Material to process:

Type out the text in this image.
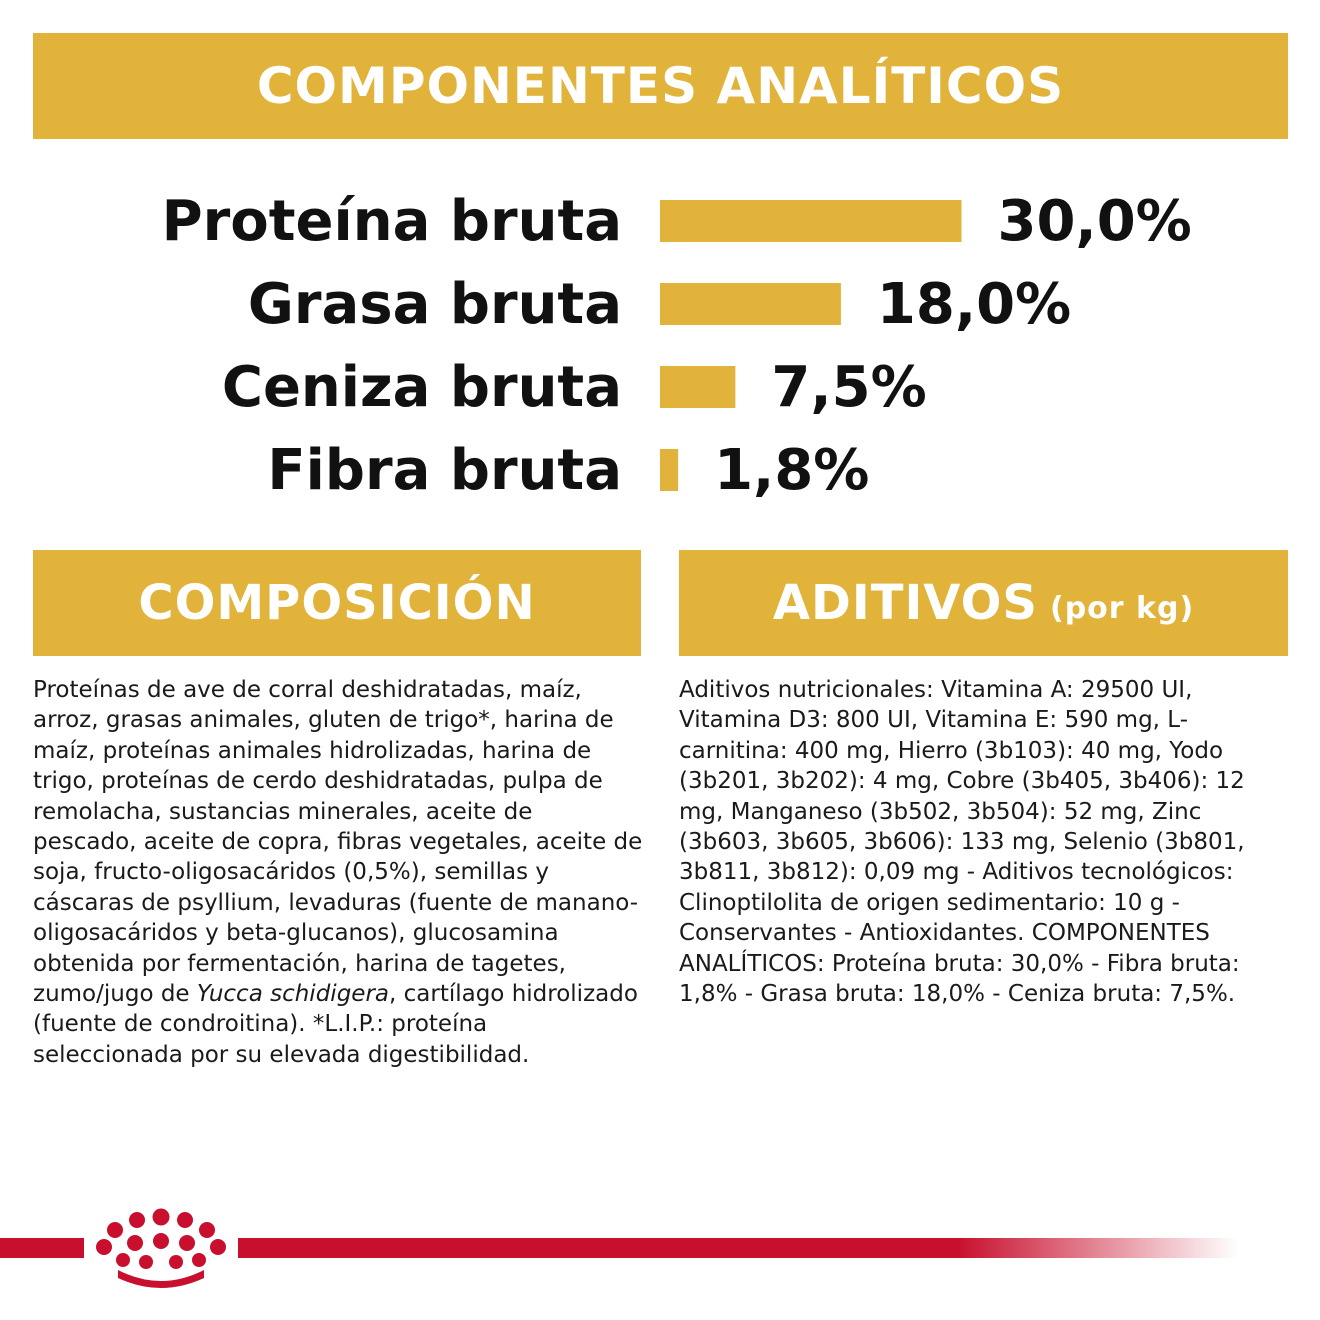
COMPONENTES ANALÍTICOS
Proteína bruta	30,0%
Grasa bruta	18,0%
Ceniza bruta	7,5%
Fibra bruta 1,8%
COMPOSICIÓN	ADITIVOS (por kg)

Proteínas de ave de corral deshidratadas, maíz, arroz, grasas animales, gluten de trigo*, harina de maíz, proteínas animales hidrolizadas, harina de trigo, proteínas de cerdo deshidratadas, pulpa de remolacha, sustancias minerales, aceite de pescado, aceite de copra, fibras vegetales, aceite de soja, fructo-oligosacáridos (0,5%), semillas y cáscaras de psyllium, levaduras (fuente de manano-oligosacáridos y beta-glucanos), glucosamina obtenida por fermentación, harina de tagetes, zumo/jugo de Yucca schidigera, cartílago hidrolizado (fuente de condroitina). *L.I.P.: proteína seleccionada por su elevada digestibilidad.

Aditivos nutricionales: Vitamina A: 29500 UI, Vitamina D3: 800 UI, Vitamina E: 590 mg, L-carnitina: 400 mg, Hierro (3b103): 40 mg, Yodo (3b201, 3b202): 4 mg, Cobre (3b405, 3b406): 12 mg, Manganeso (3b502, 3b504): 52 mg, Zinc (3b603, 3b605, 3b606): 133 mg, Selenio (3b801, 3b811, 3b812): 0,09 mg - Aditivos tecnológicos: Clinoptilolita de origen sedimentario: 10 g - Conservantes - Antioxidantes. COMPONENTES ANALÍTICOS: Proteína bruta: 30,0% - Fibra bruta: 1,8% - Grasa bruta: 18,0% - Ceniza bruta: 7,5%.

Objective: Give back the whole listing as it stands, minus its pictures.

Finished answer:
Type out the text in this image.
COMPONENTES ANALÍTICOS
Proteína bruta	30,0%
Grasa bruta	18,0%
Ceniza bruta	7,5%
Fibra bruta 1,8%
COMPOSICIÓN	ADITIVOS (por kg)

Proteínas de ave de corral deshidratadas, maíz, arroz, grasas animales, gluten de trigo*, harina de maíz, proteínas animales hidrolizadas, harina de trigo, proteínas de cerdo deshidratadas, pulpa de remolacha, sustancias minerales, aceite de pescado, aceite de copra, fibras vegetales, aceite de soja, fructo-oligosacáridos (0,5%), semillas y cáscaras de psyllium, levaduras (fuente de manano-oligosacáridos y beta-glucanos), glucosamina obtenida por fermentación, harina de tagetes, zumo/jugo de Yucca schidigera, cartílago hidrolizado (fuente de condroitina). *L.I.P.: proteína seleccionada por su elevada digestibilidad.

Aditivos nutricionales: Vitamina A: 29500 UI, Vitamina D3: 800 UI, Vitamina E: 590 mg, L-carnitina: 400 mg, Hierro (3b103): 40 mg, Yodo (3b201, 3b202): 4 mg, Cobre (3b405, 3b406): 12 mg, Manganeso (3b502, 3b504): 52 mg, Zinc (3b603, 3b605, 3b606): 133 mg, Selenio (3b801, 3b811, 3b812): 0,09 mg - Aditivos tecnológicos: Clinoptilolita de origen sedimentario: 10 g - Conservantes - Antioxidantes. COMPONENTES ANALÍTICOS: Proteína bruta: 30,0% - Fibra bruta: 1,8% - Grasa bruta: 18,0% - Ceniza bruta: 7,5%.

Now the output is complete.